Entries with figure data
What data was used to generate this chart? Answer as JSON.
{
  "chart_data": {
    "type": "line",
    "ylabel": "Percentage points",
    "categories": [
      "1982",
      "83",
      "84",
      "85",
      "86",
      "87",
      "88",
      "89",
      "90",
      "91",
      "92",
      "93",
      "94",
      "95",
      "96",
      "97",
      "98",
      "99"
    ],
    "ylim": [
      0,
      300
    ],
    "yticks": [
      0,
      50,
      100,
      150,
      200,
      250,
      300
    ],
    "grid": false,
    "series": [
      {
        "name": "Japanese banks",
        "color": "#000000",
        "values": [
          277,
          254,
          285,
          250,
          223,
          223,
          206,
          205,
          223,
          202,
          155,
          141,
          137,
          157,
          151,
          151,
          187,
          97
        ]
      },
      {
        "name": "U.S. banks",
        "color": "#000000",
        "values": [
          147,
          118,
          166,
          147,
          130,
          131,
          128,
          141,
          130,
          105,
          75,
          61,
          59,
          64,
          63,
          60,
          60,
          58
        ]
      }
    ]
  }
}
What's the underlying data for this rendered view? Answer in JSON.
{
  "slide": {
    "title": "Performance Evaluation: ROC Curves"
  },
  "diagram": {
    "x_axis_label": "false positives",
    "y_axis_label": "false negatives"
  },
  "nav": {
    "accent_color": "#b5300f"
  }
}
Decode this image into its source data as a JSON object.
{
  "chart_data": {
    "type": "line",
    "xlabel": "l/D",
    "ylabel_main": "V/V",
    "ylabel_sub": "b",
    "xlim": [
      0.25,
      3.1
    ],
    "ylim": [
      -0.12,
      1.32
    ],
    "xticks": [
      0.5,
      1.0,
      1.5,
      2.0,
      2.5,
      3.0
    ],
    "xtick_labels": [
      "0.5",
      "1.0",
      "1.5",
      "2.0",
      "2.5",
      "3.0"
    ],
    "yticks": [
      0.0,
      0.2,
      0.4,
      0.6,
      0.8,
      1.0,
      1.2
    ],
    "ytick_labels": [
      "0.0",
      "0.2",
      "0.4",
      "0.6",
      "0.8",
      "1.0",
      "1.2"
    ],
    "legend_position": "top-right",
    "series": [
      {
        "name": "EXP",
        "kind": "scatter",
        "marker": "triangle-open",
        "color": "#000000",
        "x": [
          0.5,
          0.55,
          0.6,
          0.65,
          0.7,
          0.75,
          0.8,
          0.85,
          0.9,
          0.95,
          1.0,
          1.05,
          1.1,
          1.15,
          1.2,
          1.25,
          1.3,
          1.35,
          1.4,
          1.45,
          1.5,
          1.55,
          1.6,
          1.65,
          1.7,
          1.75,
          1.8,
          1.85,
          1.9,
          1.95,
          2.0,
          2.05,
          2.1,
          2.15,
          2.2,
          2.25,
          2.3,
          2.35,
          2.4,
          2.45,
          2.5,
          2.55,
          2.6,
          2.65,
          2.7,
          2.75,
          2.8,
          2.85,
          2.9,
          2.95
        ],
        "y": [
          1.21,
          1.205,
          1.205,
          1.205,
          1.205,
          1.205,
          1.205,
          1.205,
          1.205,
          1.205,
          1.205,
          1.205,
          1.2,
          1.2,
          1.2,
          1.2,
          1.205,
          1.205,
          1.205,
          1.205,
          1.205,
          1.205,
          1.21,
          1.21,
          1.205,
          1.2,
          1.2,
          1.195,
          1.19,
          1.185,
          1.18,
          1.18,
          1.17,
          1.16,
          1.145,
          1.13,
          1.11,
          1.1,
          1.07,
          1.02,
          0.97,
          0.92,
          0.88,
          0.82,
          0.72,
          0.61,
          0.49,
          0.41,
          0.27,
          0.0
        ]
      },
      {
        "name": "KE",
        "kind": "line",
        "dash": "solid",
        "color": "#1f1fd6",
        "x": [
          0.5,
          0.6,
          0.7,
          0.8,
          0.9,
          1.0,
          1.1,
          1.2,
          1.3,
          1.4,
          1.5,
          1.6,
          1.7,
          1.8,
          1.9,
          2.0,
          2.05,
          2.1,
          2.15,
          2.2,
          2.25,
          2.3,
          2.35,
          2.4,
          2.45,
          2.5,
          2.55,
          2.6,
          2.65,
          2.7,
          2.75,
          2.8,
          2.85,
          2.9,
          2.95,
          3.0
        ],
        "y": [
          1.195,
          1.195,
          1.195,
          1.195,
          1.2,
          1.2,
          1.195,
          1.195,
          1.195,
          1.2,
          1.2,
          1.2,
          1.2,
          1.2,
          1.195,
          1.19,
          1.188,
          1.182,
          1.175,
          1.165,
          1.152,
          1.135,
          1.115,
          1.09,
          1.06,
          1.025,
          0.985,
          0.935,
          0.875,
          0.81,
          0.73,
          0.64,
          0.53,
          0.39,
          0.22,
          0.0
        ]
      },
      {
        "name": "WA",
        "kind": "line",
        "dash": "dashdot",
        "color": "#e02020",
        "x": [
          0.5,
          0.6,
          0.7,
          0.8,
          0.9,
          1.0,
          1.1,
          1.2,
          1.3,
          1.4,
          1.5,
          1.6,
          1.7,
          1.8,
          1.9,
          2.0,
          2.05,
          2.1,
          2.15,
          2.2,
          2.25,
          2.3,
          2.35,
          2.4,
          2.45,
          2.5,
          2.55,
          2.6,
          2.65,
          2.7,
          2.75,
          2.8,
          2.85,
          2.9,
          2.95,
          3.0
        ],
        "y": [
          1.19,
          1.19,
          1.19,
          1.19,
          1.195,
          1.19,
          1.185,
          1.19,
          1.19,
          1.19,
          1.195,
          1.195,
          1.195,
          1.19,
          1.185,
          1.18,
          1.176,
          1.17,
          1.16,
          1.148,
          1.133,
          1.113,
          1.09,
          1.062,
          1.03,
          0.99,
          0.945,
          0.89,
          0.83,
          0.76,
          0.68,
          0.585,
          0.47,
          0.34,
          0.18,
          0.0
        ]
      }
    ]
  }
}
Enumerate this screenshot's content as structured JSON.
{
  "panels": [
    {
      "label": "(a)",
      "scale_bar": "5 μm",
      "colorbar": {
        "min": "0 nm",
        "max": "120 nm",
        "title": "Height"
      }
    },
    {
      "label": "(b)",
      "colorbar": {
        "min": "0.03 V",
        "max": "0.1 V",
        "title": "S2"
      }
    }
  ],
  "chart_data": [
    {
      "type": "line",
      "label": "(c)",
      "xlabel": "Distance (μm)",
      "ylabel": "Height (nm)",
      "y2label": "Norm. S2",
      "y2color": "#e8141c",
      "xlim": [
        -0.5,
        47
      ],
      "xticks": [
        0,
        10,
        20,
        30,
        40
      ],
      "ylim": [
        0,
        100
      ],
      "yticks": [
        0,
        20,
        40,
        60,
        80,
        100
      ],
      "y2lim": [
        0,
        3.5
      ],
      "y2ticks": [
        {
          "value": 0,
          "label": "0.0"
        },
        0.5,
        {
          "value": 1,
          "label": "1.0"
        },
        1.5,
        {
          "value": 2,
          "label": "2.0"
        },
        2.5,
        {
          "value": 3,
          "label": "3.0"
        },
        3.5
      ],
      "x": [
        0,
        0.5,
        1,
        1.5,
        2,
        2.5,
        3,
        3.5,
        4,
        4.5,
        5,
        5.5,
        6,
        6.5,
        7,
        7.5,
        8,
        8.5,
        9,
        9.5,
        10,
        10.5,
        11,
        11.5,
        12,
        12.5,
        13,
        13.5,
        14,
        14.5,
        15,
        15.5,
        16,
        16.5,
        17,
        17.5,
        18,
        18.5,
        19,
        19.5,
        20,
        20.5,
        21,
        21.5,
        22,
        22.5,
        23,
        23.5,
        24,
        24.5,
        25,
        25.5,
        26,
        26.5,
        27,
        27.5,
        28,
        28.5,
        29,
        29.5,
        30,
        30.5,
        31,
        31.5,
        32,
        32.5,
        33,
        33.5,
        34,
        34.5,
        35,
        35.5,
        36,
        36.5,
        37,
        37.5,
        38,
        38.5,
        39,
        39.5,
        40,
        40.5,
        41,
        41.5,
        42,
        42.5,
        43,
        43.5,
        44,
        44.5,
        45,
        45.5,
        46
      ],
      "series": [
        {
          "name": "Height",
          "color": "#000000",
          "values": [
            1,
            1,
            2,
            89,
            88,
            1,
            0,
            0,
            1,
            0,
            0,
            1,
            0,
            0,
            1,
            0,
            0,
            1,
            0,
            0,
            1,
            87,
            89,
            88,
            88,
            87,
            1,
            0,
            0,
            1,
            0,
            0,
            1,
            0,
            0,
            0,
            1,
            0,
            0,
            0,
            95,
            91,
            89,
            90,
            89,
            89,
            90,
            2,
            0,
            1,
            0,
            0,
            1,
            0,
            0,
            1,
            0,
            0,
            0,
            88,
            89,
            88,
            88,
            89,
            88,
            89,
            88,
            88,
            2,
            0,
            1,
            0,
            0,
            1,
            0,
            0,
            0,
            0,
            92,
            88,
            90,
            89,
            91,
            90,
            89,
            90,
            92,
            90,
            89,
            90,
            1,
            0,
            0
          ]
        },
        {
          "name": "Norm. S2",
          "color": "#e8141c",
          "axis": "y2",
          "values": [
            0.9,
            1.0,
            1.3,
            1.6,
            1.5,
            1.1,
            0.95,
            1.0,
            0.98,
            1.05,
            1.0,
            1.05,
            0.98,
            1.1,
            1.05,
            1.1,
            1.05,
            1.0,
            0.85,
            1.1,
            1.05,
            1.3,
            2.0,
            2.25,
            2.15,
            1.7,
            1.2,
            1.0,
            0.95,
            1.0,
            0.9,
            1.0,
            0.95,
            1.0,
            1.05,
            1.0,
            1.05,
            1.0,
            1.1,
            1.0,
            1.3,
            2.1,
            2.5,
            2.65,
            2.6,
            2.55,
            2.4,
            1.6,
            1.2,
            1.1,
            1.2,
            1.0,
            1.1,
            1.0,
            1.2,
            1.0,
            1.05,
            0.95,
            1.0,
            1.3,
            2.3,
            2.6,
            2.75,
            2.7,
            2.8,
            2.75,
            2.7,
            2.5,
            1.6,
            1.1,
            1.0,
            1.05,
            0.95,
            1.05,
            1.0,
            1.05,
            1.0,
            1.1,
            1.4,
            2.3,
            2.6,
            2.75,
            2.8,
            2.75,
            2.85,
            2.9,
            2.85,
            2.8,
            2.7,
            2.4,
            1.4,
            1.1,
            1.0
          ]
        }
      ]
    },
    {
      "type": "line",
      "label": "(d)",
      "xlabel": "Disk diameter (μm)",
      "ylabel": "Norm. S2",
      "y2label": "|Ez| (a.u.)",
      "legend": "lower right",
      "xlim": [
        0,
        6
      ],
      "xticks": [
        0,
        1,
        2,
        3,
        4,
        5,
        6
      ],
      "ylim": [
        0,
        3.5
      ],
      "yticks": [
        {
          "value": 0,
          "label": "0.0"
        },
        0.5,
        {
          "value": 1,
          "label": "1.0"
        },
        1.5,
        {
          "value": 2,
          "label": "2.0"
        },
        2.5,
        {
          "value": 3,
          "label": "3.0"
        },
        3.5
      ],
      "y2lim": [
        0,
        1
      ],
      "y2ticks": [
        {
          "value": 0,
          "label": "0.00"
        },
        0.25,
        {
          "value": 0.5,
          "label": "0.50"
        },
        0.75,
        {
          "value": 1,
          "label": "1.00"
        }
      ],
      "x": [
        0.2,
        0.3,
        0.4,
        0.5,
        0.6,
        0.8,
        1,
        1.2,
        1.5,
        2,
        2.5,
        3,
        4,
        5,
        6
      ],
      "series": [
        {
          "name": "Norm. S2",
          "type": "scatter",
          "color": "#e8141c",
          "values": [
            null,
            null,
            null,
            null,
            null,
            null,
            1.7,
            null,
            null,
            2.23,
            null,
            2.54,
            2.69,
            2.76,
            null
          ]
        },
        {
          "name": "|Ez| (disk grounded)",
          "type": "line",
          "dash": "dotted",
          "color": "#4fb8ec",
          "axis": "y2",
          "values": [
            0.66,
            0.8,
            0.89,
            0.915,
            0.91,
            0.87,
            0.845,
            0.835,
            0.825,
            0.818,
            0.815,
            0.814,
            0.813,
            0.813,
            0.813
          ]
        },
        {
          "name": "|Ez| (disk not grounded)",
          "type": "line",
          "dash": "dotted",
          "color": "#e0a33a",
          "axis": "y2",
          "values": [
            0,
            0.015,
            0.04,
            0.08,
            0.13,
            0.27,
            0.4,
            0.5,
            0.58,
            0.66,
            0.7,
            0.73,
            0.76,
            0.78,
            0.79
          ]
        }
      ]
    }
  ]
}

What needs to be done: Identify the lines in the entries that hold "JSON" and return each one.

Complete response:
What data was used to generate this chart? Answer as JSON.
What's the underlying data for this rendered view? Answer in JSON.
Decode this image into its source data as a JSON object.
Enumerate this screenshot's content as structured JSON.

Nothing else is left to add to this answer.